▶ WHAT THE TASK ASKS
Of the lines below, how many hold the string "uniquement"? Give only the number.

▶ Saved entries
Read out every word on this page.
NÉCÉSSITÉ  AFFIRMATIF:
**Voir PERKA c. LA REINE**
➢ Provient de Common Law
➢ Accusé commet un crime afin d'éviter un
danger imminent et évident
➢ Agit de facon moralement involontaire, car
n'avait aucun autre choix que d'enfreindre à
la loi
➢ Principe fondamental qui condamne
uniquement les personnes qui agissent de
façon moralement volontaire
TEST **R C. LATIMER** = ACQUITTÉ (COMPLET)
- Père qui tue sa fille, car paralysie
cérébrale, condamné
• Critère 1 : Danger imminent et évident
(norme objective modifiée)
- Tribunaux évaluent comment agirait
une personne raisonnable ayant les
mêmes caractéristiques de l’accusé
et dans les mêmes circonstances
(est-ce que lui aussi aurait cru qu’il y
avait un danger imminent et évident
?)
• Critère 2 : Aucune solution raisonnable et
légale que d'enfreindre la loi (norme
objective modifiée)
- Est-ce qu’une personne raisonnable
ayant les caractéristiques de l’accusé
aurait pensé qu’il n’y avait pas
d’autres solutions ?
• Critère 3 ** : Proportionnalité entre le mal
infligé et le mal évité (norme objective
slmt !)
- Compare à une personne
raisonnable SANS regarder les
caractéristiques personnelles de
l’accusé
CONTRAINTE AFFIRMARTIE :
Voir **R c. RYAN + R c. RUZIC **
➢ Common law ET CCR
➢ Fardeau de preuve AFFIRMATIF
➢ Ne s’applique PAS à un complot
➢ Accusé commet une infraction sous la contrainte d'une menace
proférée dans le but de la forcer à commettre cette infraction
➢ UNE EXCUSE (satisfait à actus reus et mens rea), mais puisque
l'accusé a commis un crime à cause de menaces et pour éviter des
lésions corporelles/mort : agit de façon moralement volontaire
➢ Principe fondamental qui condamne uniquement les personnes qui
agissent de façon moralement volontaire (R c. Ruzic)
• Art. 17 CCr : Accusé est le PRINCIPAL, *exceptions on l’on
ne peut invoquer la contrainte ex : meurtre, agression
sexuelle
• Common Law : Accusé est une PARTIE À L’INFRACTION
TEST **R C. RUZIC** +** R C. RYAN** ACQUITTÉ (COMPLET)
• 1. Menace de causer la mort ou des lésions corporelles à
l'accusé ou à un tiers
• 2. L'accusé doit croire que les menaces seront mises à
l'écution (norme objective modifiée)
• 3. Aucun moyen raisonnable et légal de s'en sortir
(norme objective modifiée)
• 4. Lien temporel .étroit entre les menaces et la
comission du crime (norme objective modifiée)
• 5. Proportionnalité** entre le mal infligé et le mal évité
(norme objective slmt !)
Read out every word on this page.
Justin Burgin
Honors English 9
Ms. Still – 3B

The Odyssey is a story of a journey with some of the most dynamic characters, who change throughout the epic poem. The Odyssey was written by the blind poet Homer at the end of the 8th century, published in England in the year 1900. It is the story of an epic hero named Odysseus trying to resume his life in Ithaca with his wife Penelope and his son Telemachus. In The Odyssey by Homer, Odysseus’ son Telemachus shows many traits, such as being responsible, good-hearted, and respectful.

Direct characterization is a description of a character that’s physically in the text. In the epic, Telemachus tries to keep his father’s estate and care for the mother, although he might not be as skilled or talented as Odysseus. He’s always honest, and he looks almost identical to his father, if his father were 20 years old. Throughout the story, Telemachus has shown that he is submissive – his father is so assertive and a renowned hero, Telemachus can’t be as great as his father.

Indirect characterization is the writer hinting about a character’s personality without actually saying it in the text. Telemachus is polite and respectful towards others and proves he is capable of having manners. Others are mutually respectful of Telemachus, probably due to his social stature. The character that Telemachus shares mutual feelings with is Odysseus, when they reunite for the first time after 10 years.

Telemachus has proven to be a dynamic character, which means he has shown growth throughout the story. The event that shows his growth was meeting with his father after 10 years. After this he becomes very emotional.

▶ OUTPUT BELOW
2